» Material shown:

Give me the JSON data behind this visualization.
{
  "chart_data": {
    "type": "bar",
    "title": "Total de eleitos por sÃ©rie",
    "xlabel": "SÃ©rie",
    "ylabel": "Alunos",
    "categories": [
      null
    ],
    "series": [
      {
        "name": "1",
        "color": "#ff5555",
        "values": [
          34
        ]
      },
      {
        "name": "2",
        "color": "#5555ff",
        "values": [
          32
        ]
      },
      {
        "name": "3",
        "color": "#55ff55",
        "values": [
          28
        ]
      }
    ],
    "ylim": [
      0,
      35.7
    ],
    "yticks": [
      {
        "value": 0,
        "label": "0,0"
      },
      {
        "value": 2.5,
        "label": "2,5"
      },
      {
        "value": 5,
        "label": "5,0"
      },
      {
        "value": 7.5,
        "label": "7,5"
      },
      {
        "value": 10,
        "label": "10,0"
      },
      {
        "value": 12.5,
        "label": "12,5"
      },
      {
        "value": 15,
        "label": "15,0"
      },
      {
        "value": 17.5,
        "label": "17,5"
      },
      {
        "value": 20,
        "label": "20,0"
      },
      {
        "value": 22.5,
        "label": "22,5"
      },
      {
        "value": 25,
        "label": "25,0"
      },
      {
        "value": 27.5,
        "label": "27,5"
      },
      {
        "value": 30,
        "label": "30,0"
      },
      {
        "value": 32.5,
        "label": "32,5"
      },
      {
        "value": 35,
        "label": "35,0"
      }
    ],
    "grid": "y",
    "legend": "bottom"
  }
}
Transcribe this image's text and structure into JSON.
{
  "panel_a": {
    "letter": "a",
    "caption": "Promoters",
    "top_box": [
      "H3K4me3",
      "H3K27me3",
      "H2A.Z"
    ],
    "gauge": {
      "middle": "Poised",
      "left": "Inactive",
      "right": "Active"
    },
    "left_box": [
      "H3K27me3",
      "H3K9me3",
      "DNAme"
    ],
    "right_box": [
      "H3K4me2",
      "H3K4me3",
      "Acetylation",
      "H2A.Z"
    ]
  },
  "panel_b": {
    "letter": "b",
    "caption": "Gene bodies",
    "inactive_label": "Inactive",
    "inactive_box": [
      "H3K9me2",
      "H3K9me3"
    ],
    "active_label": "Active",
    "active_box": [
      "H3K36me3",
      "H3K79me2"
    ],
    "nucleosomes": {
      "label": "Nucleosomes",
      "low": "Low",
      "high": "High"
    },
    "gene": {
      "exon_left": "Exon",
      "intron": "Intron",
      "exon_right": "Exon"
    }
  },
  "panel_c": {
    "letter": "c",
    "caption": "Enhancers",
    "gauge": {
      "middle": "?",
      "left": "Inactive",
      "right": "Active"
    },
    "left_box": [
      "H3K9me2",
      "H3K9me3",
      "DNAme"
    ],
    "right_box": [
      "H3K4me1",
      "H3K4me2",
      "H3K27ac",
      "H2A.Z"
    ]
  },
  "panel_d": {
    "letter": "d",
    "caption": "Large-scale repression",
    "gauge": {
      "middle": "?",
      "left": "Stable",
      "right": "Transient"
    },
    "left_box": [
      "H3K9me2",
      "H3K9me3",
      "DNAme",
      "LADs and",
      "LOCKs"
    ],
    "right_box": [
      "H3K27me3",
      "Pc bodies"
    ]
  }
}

» Problem description: Each line of the material should be echoed exactly.

» Task output:
Give me the JSON data behind this visualization.
{
  "chart_data": {
    "type": "bar",
    "title": "Total de eleitos por sÃ©rie",
    "xlabel": "SÃ©rie",
    "ylabel": "Alunos",
    "categories": [
      null
    ],
    "series": [
      {
        "name": "1",
        "color": "#ff5555",
        "values": [
          34
        ]
      },
      {
        "name": "2",
        "color": "#5555ff",
        "values": [
          32
        ]
      },
      {
        "name": "3",
        "color": "#55ff55",
        "values": [
          28
        ]
      }
    ],
    "ylim": [
      0,
      35.7
    ],
    "yticks": [
      {
        "value": 0,
        "label": "0,0"
      },
      {
        "value": 2.5,
        "label": "2,5"
      },
      {
        "value": 5,
        "label": "5,0"
      },
      {
        "value": 7.5,
        "label": "7,5"
      },
      {
        "value": 10,
        "label": "10,0"
      },
      {
        "value": 12.5,
        "label": "12,5"
      },
      {
        "value": 15,
        "label": "15,0"
      },
      {
        "value": 17.5,
        "label": "17,5"
      },
      {
        "value": 20,
        "label": "20,0"
      },
      {
        "value": 22.5,
        "label": "22,5"
      },
      {
        "value": 25,
        "label": "25,0"
      },
      {
        "value": 27.5,
        "label": "27,5"
      },
      {
        "value": 30,
        "label": "30,0"
      },
      {
        "value": 32.5,
        "label": "32,5"
      },
      {
        "value": 35,
        "label": "35,0"
      }
    ],
    "grid": "y",
    "legend": "bottom"
  }
}
Transcribe this image's text and structure into JSON.
{
  "panel_a": {
    "letter": "a",
    "caption": "Promoters",
    "top_box": [
      "H3K4me3",
      "H3K27me3",
      "H2A.Z"
    ],
    "gauge": {
      "middle": "Poised",
      "left": "Inactive",
      "right": "Active"
    },
    "left_box": [
      "H3K27me3",
      "H3K9me3",
      "DNAme"
    ],
    "right_box": [
      "H3K4me2",
      "H3K4me3",
      "Acetylation",
      "H2A.Z"
    ]
  },
  "panel_b": {
    "letter": "b",
    "caption": "Gene bodies",
    "inactive_label": "Inactive",
    "inactive_box": [
      "H3K9me2",
      "H3K9me3"
    ],
    "active_label": "Active",
    "active_box": [
      "H3K36me3",
      "H3K79me2"
    ],
    "nucleosomes": {
      "label": "Nucleosomes",
      "low": "Low",
      "high": "High"
    },
    "gene": {
      "exon_left": "Exon",
      "intron": "Intron",
      "exon_right": "Exon"
    }
  },
  "panel_c": {
    "letter": "c",
    "caption": "Enhancers",
    "gauge": {
      "middle": "?",
      "left": "Inactive",
      "right": "Active"
    },
    "left_box": [
      "H3K9me2",
      "H3K9me3",
      "DNAme"
    ],
    "right_box": [
      "H3K4me1",
      "H3K4me2",
      "H3K27ac",
      "H2A.Z"
    ]
  },
  "panel_d": {
    "letter": "d",
    "caption": "Large-scale repression",
    "gauge": {
      "middle": "?",
      "left": "Stable",
      "right": "Transient"
    },
    "left_box": [
      "H3K9me2",
      "H3K9me3",
      "DNAme",
      "LADs and",
      "LOCKs"
    ],
    "right_box": [
      "H3K27me3",
      "Pc bodies"
    ]
  }
}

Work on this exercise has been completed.